30      In de tweede plaats dient te worden opgemerkt dat het begrip „gebruik” in de zin van artikel 9, lid 2, van verordening 2017/1001 niet in die verordening is gedefinieerd [arrest van 22 december 2022, Louboutin (Gebruik van een inbreukmakend teken op een onlinemarktplaats), C‑148/21 en C‑184/21, EU:C:2022:1016, punt 25].

31      Uit de rechtspraak volgt dat het de houder van een Uniemerk krachtens artikel 9, lid 2, onder a) en onder b), van die verordening is toegestaan iedere derde die niet zijn toestemming hiertoe heeft verkregen, het gebruik in het economische verkeer te verbieden van een teken dat gelijk is aan het merk en gebruikt wordt voor dezelfde waren of diensten als die waarvoor het merk ingeschreven is of van een teken dat gelijk is aan of overeenstemt met het merk en gebruikt wordt voor dezelfde of soortgelijke waren of diensten, indien daardoor bij het publiek verwarring kan ontstaan, inhoudende het gevaar van associatie met het merk. De uitoefening van dit recht dient evenwel beperkt te blijven tot de gevallen waarin het gebruik van het teken door een derde afbreuk doet of kan doen aan de functies van het merk, waaronder niet alleen de wezenlijke functie van het merk – de consument de herkomst van de waar of de dienst te waarborgen – maar ook de overige functies ervan behoren, zoals met name die welke erin bestaat de kwaliteit van deze waar of deze dienst te garanderen of de communicatie-, de investerings- en de reclamefunctie (arrest van 25 juli 2018, Mitsubishi Shoji Kaisha en Mitsubishi Caterpillar Forklift Europe, C‑129/17, EU:C:2018:594, punten 33 en 34 en aldaar aangehaalde rechtspraak).

32      Voorts volgt uit artikel 9, lid 2, onder c), van laatstgenoemde verordening dat de houder van een bekend Uniemerk het recht heeft om een derde te verbieden om zonder zijn toestemming in het economische verkeer gebruik te maken van een teken dat gelijk is aan of overeenstemt met het Uniemerk, ongeacht of het wordt gebruikt voor waren of diensten die gelijk zijn aan, overeenstemmen met of niet overeenstemmen met die waarvoor dat merk is ingeschreven, wanneer door dit gebruik zonder geldige reden van het teken ongerechtvaardigd voordeel wordt gehaald uit of afbreuk wordt gedaan aan het onderscheidend vermogen of de reputatie van het Uniemerk.

GETOONDE GEGEVENS |
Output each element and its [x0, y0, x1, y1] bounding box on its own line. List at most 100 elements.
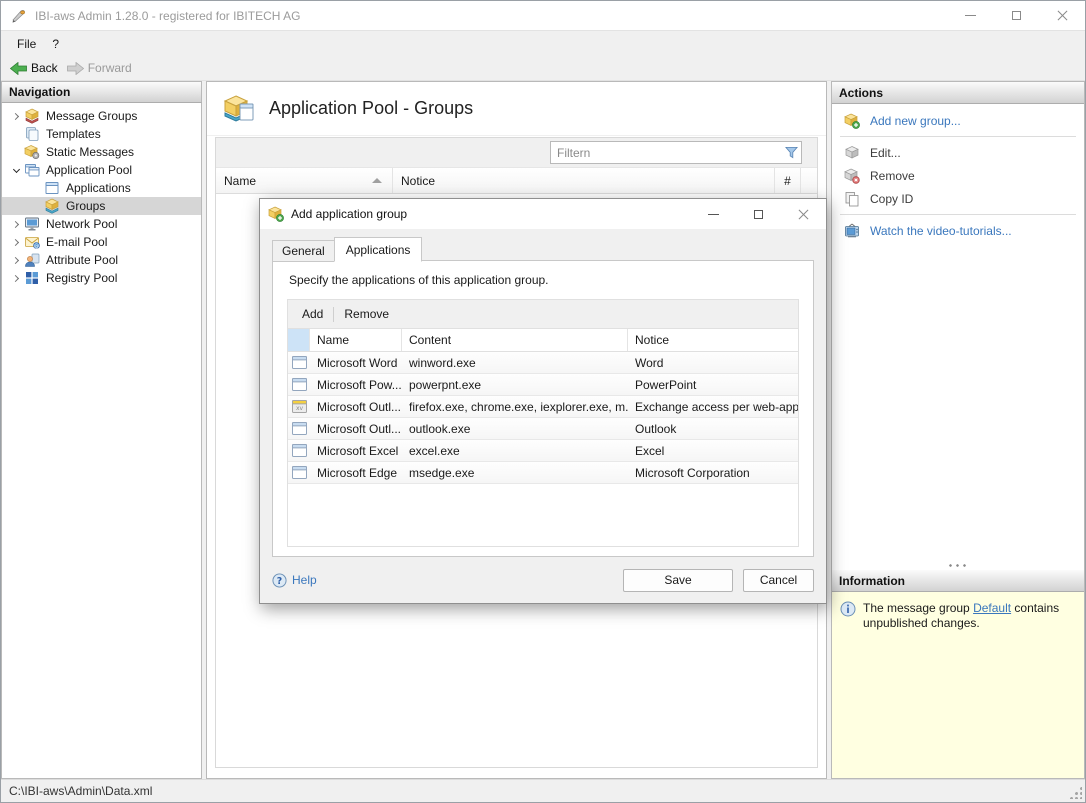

ONDERDELEN OEFENING |
1: Som alle functies van het merk op die de geselecteerde tekst noemt.
2: Schrijf het gedeelte van de geselecteerde tekst tussen "30      In de tweede" en "C‑184/21, EU:C:2022:1016, punt 25].", beide inbegrepen, woord voor woord over.

ANTWOORDEN |
1:
- de wezenlijke functie: de consument de herkomst van de waar of de dienst waarborgen
- de kwaliteit van de waar of de dienst garanderen
- de communicatiefunctie
- de investeringsfunctie
- de reclamefunctie

2:
30      In de tweede plaats dient te worden opgemerkt dat het begrip „gebruik” in de zin van artikel 9, lid 2, van verordening 2017/1001 niet in die verordening is gedefinieerd [arrest van 22 december 2022, Louboutin (Gebruik van een inbreukmakend teken op een onlinemarktplaats), C‑148/21 en C‑184/21, EU:C:2022:1016, punt 25].